**Extrait de page**
+===+

Publication PUBLIÉ LE 15/05/2020 PAR Julien Privat - Solène Méric

On peut voir le Futuroscope depuis certaines de ses parcelles. Au total, un peu plus de 300 hectares de surfaces répartis entre « colza, blé, orge, maïs, tournesol, luzerne, et cette année j’ai aussi fait des pois », liste-t-elle. La clef des champs, Aurélie a décidé de s’en saisir, il y a presque 2 ans. Quitter son job et sa vie en Normandie pour « un retour aux sources » comme elle dit. Le déclic : le départ à la retraite de son parrain, cousin de son père, et agriculteur. « Je suis originaire d’ici, ma famille, et mes amis d’enfance sont ici. Mes parents ne travaillaient pas dans le milieu agricole mais mon grand-père était agriculteur. Je me suis installée en hors cadre familial pour prendre la suite de mon parrain, mais ces terres se sont bien les terres familiales », pointe-t-elle.

+===+

**Exercices à faire**
**1)** Dans l'extrait sur l'installation d'Aurélie comme agricultrice, quel événement a été le déclic de son retour ?
**2)** Rédigez la suite de l'extrait sur l'installation d'Aurélie comme agricultrice, en reprenant après sa dernière phrase.

+===+

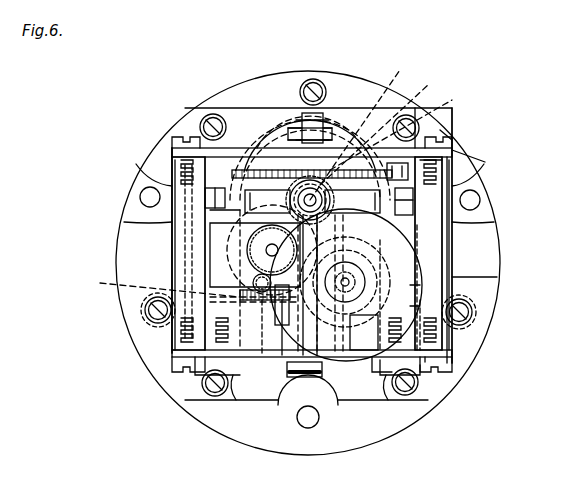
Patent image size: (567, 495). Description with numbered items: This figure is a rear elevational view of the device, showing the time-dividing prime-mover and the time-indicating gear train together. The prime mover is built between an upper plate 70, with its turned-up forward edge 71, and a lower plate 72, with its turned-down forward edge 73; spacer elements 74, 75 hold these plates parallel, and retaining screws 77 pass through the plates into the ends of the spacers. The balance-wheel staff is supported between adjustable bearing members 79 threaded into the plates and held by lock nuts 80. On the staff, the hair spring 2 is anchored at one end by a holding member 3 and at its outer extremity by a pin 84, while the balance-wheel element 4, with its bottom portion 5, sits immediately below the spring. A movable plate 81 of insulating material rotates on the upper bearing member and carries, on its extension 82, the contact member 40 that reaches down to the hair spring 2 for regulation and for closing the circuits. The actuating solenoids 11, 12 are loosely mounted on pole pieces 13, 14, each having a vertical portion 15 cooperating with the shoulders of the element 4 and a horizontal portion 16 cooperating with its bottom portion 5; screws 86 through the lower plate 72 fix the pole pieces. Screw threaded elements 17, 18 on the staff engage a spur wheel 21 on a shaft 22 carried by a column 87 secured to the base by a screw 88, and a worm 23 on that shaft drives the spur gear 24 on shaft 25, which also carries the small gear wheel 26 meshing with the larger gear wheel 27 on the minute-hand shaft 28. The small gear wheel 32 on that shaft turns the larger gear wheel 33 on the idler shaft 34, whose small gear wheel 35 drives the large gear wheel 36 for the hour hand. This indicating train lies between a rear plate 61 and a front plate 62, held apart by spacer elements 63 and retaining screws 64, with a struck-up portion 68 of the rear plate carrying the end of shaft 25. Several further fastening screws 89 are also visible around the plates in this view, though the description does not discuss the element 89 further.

The hair spring 2 is at (255, 160).
The holding member 3 is at (432, 168).
The balance-wheel element 4 is at (400, 200).
The bottom portion 5 is at (246, 240).
The actuating solenoid 11 is at (172, 248).
The actuating solenoid 12 is at (452, 253).
The pole piece 13 is at (200, 188).
The pole piece 14 is at (432, 188).
The vertical portion 15 is at (183, 163).
The horizontal portion 16 is at (230, 215).
The screw threaded element 17 is at (360, 292).
The screw threaded element 18 is at (364, 280).
The spur wheel 21 is at (284, 358).
The shaft 22 is at (262, 358).
The worm 23 is at (266, 304).
The spur gear 24 is at (191, 288).
The shaft 25 is at (248, 252).
The small gear wheel 26 is at (254, 282).
The larger gear wheel 27 is at (383, 124).
The shaft 28 is at (352, 201).
The small gear wheel 32 is at (365, 125).
The larger gear wheel 33 is at (420, 252).
The idler shaft 34 is at (416, 286).
The small gear wheel 35 is at (416, 307).
The large gear wheel 36 is at (397, 126).
The contact member 40 is at (313, 196).
The rear plate 61 is at (124, 222).
The front plate 62 is at (140, 183).
The spacer element 63 is at (312, 78).
The retaining screw 64 is at (292, 75).
The struck-up portion 68 is at (267, 201).
The upper plate 70 is at (408, 170).
The turned-up forward edge 71 is at (440, 125).
The lower plate 72 is at (454, 360).
The turned-down forward edge 73 is at (262, 408).
The spacer element 74 is at (170, 345).
The spacer element 75 is at (497, 277).
The retaining screw 77 is at (176, 138).
The adjustable bearing member 79 is at (322, 132).
The lock nut 80 is at (300, 118).
The movable plate 81 is at (314, 196).
The extension 82 is at (290, 132).
The pin 84 is at (440, 176).
The screw 86 is at (232, 410).
The column 87 is at (364, 334).
The screw 88 is at (372, 376).
The screw 89 is at (212, 114).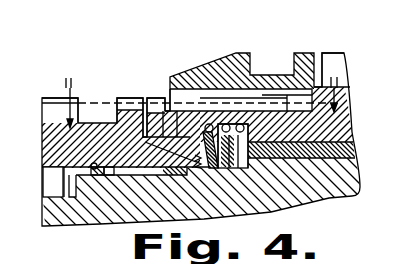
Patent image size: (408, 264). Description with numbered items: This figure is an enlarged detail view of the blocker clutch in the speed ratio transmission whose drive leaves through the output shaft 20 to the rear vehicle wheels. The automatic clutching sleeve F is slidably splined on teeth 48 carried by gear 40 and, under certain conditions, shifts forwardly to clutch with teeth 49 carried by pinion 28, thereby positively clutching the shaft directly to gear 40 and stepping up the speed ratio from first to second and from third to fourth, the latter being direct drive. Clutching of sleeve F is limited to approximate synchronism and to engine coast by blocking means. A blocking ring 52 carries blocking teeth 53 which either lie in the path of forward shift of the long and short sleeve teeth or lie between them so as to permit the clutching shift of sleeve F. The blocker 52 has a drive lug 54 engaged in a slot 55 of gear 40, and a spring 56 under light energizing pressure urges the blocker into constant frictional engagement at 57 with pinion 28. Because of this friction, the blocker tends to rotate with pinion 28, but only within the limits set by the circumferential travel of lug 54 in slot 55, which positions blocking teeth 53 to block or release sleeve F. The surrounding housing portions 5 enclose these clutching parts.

The housing body 5 is at (204, 127).
The output shaft 20 is at (328, 188).
The pinion 28 is at (45, 97).
The gear 40 is at (344, 54).
The teeth 48 is at (270, 103).
The teeth 49 is at (124, 97).
The blocking ring 52 is at (172, 140).
The blocking teeth 53 is at (152, 99).
The drive lug 54 is at (174, 99).
The slot 55 is at (184, 97).
The spring 56 is at (232, 136).
The frictional engagement 57 is at (181, 170).
The automatic clutching sleeve F is at (240, 33).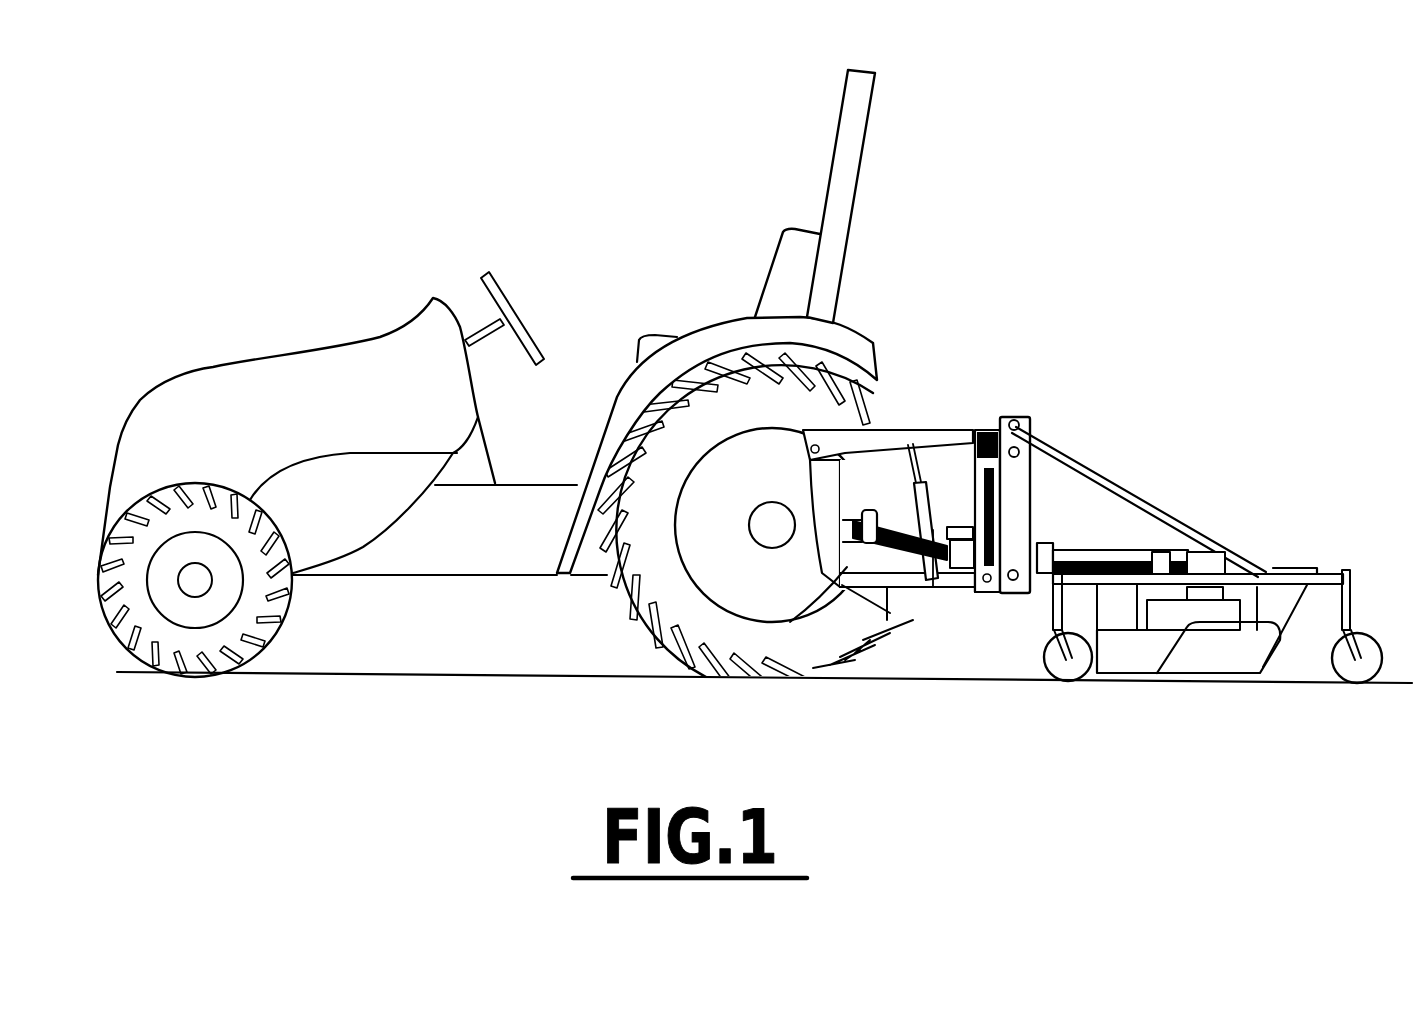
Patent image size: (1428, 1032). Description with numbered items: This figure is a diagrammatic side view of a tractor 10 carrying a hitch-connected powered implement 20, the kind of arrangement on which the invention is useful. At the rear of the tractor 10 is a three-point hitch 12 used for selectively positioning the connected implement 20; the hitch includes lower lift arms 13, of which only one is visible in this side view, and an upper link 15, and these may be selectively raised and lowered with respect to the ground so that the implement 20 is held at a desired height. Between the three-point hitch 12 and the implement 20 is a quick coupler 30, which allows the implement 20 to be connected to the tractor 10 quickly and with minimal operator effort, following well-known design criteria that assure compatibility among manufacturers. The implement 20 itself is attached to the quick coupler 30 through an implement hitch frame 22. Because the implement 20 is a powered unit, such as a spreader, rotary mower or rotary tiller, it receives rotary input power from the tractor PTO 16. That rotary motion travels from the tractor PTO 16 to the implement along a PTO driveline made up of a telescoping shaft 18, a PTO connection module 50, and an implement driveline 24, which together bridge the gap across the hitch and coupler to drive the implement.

The tractor 10 is at (384, 258).
The three-point hitch 12 is at (920, 340).
The lower lift arms 13 is at (852, 588).
The upper link 15 is at (917, 443).
The tractor PTO 16 is at (845, 590).
The telescoping shaft 18 is at (900, 562).
The implement 20 is at (1318, 525).
The implement hitch frame 22 is at (1030, 480).
The implement driveline 24 is at (1127, 552).
The quick coupler 30 is at (1028, 506).
The PTO connection module 50 is at (955, 575).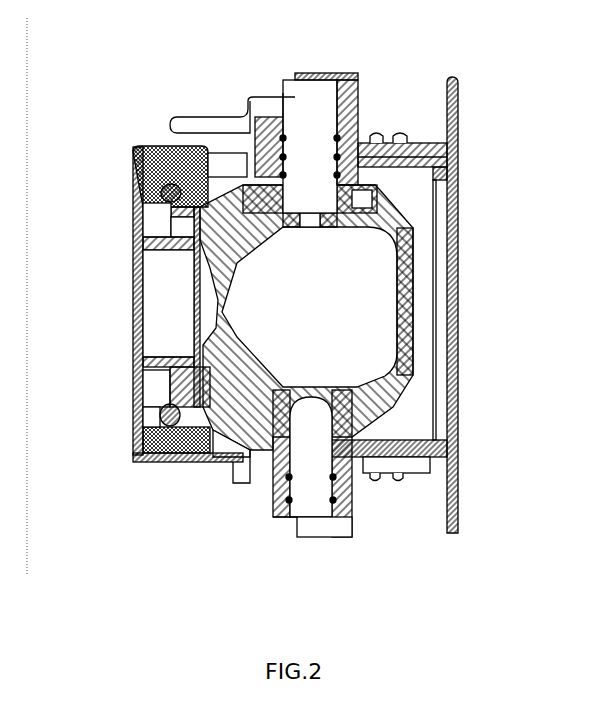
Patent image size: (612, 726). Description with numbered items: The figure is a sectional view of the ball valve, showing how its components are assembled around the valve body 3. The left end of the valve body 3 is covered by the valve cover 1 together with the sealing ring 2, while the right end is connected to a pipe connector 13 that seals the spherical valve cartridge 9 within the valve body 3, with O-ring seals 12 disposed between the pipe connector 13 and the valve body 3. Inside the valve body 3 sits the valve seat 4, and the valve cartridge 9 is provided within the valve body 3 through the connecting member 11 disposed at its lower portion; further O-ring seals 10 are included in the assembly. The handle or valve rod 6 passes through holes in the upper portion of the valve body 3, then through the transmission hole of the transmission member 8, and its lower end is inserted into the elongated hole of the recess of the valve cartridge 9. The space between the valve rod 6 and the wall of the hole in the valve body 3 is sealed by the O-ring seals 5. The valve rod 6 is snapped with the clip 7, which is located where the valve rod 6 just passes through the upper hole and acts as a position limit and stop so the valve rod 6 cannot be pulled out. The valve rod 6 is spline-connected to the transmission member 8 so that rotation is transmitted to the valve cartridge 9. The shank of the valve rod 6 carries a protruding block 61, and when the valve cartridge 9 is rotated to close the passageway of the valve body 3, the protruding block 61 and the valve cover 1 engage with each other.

The valve cover 1 is at (133, 260).
The sealing ring 2 is at (165, 412).
The valve body 3 is at (200, 190).
The valve seat 4 is at (148, 160).
The O-ring seals 5 is at (360, 133).
The valve rod 6 is at (321, 123).
The protruding block 61 is at (248, 100).
The clip 7 is at (403, 140).
The transmission member 8 is at (402, 205).
The spherical valve cartridge 9 is at (375, 402).
The O-ring seals 10 is at (280, 480).
The connecting member 11 is at (325, 495).
The O-ring seals 12 is at (447, 160).
The pipe connector 13 is at (447, 137).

+===+

**Réponses données**
**1)** Le départ à la retraite de son parrain, cousin de son père et agriculteur.

**2)**
Passion agronomie
Si cette tentation de « reprendre le flambeau » a participé au déclic, c’est aussi sa passion pour l’agronomie qui l’a poussée à se lancer dans l’aventure. « L’interaction entre la vie agronomique du sol et la vie de la plante, c’est passionnant. Partir d’un mini grain de blé et suivre son évolution, depuis le semis jusqu’à la récolte je trouve ça hyper intéressant », « extraordinaire » appuie-t-elle avec enthousiasme. Aurélie est donc bel et bien de ces passionnés qui tout en reconnaissant « qu’il faut s’accrocher » ou que « c’est un peu dur parfois » – on sent là l’euphémisme d’une première année et demie « qui n’a pas été simple » – décident de ne rien lâcher.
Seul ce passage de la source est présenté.